#### [Material for the task]
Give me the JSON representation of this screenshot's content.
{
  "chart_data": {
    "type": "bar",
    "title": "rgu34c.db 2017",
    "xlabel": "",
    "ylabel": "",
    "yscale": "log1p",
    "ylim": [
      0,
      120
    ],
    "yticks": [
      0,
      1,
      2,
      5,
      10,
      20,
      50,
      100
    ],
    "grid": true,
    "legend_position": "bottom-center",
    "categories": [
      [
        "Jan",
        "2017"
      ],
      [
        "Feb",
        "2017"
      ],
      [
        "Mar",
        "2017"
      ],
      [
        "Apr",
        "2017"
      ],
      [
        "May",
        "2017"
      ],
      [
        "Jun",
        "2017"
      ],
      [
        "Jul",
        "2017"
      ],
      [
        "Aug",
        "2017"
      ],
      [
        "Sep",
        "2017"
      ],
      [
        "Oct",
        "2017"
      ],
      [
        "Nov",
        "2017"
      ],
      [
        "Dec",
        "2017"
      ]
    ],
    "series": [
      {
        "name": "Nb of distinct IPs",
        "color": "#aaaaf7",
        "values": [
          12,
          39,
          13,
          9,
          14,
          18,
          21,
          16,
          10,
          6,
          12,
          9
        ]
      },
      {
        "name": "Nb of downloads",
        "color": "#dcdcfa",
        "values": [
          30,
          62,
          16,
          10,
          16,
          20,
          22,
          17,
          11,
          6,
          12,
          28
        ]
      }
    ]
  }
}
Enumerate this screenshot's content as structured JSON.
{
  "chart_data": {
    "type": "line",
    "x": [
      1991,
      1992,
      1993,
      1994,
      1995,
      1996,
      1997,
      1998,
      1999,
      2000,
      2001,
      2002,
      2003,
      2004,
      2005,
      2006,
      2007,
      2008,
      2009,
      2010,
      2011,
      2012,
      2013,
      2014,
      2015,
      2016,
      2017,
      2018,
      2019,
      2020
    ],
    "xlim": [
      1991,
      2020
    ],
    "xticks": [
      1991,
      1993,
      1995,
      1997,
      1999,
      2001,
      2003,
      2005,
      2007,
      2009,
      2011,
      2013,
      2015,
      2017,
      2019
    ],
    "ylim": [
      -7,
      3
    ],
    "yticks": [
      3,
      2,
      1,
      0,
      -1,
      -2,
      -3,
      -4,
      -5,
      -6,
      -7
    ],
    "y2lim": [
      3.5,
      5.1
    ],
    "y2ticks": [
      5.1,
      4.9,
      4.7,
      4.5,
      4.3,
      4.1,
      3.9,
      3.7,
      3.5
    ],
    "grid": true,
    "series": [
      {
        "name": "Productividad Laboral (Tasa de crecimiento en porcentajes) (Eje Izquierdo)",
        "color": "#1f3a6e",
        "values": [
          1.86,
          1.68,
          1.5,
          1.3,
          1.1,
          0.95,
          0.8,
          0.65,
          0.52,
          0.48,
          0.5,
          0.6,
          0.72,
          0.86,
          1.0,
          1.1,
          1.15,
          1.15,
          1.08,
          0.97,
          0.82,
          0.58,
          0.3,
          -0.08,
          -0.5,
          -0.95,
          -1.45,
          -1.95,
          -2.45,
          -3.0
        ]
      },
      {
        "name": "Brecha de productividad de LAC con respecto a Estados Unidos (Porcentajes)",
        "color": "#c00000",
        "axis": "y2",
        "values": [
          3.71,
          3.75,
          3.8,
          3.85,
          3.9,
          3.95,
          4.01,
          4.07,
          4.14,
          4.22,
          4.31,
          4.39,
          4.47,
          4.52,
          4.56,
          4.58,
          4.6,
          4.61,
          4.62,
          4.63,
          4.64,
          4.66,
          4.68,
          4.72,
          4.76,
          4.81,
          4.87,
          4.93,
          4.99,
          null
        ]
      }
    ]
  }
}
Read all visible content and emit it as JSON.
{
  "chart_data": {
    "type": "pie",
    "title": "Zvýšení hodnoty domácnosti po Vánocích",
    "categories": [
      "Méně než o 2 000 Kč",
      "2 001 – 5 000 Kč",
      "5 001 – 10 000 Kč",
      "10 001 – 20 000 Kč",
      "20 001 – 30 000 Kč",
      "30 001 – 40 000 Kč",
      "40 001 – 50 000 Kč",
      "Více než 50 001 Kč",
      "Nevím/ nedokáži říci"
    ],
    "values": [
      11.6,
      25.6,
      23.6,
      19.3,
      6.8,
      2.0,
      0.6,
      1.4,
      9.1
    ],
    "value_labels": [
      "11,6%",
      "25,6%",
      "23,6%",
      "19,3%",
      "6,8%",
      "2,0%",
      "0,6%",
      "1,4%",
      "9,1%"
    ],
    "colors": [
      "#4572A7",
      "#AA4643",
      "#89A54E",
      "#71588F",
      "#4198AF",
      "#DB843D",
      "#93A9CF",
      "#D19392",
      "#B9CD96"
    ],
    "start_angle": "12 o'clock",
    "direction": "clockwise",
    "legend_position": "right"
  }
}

#### [Given exercise]
Scan the listing above and copy all lines containing the word "name".

#### [Answer to the task]
        "name": "Nb of distinct IPs",
        "name": "Nb of downloads",
        "name": "Productividad Laboral (Tasa de crecimiento en porcentajes) (Eje Izquierdo)",
        "name": "Brecha de productividad de LAC con respecto a Estados Unidos (Porcentajes)",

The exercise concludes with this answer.